Given request |
Copy out the records in full, word for word, without pictures.

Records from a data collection
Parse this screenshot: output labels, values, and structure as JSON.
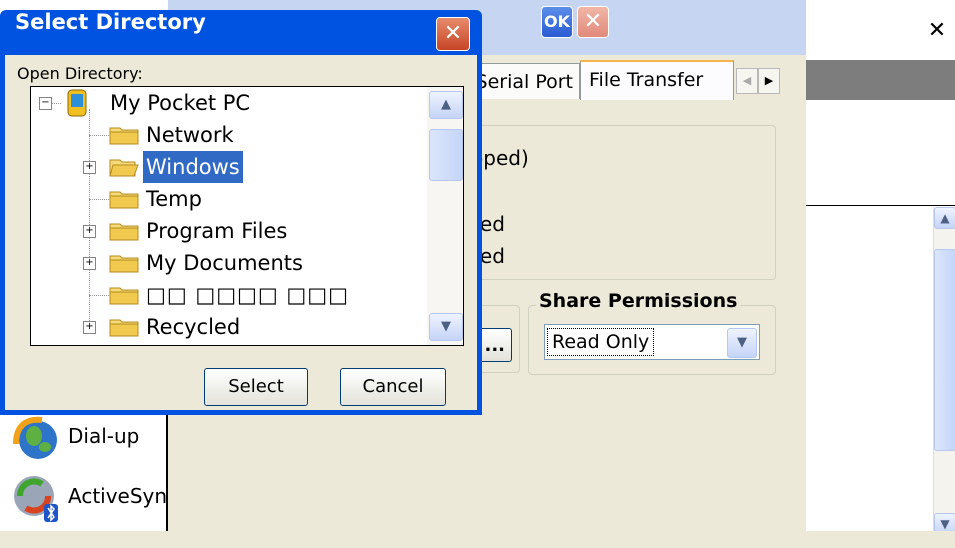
{
  "background": {
    "close_label": "✕",
    "left_list": [
      {
        "label": "Dial-up",
        "icon": "dialup-globe-icon"
      },
      {
        "label": "ActiveSync",
        "icon": "activesync-bluetooth-icon"
      }
    ],
    "second_dialog": {
      "ok_label": "OK",
      "close_label": "✕",
      "tabs": [
        "Serial Port",
        "File Transfer"
      ],
      "status_text": "(Stopped)",
      "line_a": "Disabled",
      "line_b": "Disabled",
      "browse_label": "...",
      "share_permissions_label": "Share Permissions",
      "share_permissions_value": "Read Only"
    }
  },
  "dialog": {
    "title": "Select Directory",
    "close_label": "✕",
    "open_directory_label": "Open Directory:",
    "tree": [
      {
        "label": "My Pocket PC",
        "level": 0,
        "expander": "minus",
        "icon": "pocket-pc-device-icon",
        "selected": false
      },
      {
        "label": "Network",
        "level": 1,
        "expander": "none",
        "icon": "folder-icon",
        "selected": false
      },
      {
        "label": "Windows",
        "level": 1,
        "expander": "plus",
        "icon": "folder-open-icon",
        "selected": true
      },
      {
        "label": "Temp",
        "level": 1,
        "expander": "none",
        "icon": "folder-icon",
        "selected": false
      },
      {
        "label": "Program Files",
        "level": 1,
        "expander": "plus",
        "icon": "folder-icon",
        "selected": false
      },
      {
        "label": "My Documents",
        "level": 1,
        "expander": "plus",
        "icon": "folder-icon",
        "selected": false
      },
      {
        "label": "□□ □□□□ □□□",
        "level": 1,
        "expander": "none",
        "icon": "folder-icon",
        "selected": false
      },
      {
        "label": "Recycled",
        "level": 1,
        "expander": "plus",
        "icon": "folder-icon",
        "selected": false
      }
    ],
    "select_label": "Select",
    "cancel_label": "Cancel"
  },
  "colors": {
    "title_bar": "#0052e0",
    "selection": "#316ac5",
    "dialog_face": "#ece9d8",
    "close_red": "#c64526"
  }
}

Worked answer |
Parse this screenshot: output labels, values, and structure as JSON.
{
  "background": {
    "close_label": "✕",
    "left_list": [
      {
        "label": "Dial-up",
        "icon": "dialup-globe-icon"
      },
      {
        "label": "ActiveSync",
        "icon": "activesync-bluetooth-icon"
      }
    ],
    "second_dialog": {
      "ok_label": "OK",
      "close_label": "✕",
      "tabs": [
        "Serial Port",
        "File Transfer"
      ],
      "status_text": "(Stopped)",
      "line_a": "Disabled",
      "line_b": "Disabled",
      "browse_label": "...",
      "share_permissions_label": "Share Permissions",
      "share_permissions_value": "Read Only"
    }
  },
  "dialog": {
    "title": "Select Directory",
    "close_label": "✕",
    "open_directory_label": "Open Directory:",
    "tree": [
      {
        "label": "My Pocket PC",
        "level": 0,
        "expander": "minus",
        "icon": "pocket-pc-device-icon",
        "selected": false
      },
      {
        "label": "Network",
        "level": 1,
        "expander": "none",
        "icon": "folder-icon",
        "selected": false
      },
      {
        "label": "Windows",
        "level": 1,
        "expander": "plus",
        "icon": "folder-open-icon",
        "selected": true
      },
      {
        "label": "Temp",
        "level": 1,
        "expander": "none",
        "icon": "folder-icon",
        "selected": false
      },
      {
        "label": "Program Files",
        "level": 1,
        "expander": "plus",
        "icon": "folder-icon",
        "selected": false
      },
      {
        "label": "My Documents",
        "level": 1,
        "expander": "plus",
        "icon": "folder-icon",
        "selected": false
      },
      {
        "label": "□□ □□□□ □□□",
        "level": 1,
        "expander": "none",
        "icon": "folder-icon",
        "selected": false
      },
      {
        "label": "Recycled",
        "level": 1,
        "expander": "plus",
        "icon": "folder-icon",
        "selected": false
      }
    ],
    "select_label": "Select",
    "cancel_label": "Cancel"
  },
  "colors": {
    "title_bar": "#0052e0",
    "selection": "#316ac5",
    "dialog_face": "#ece9d8",
    "close_red": "#c64526"
  }
}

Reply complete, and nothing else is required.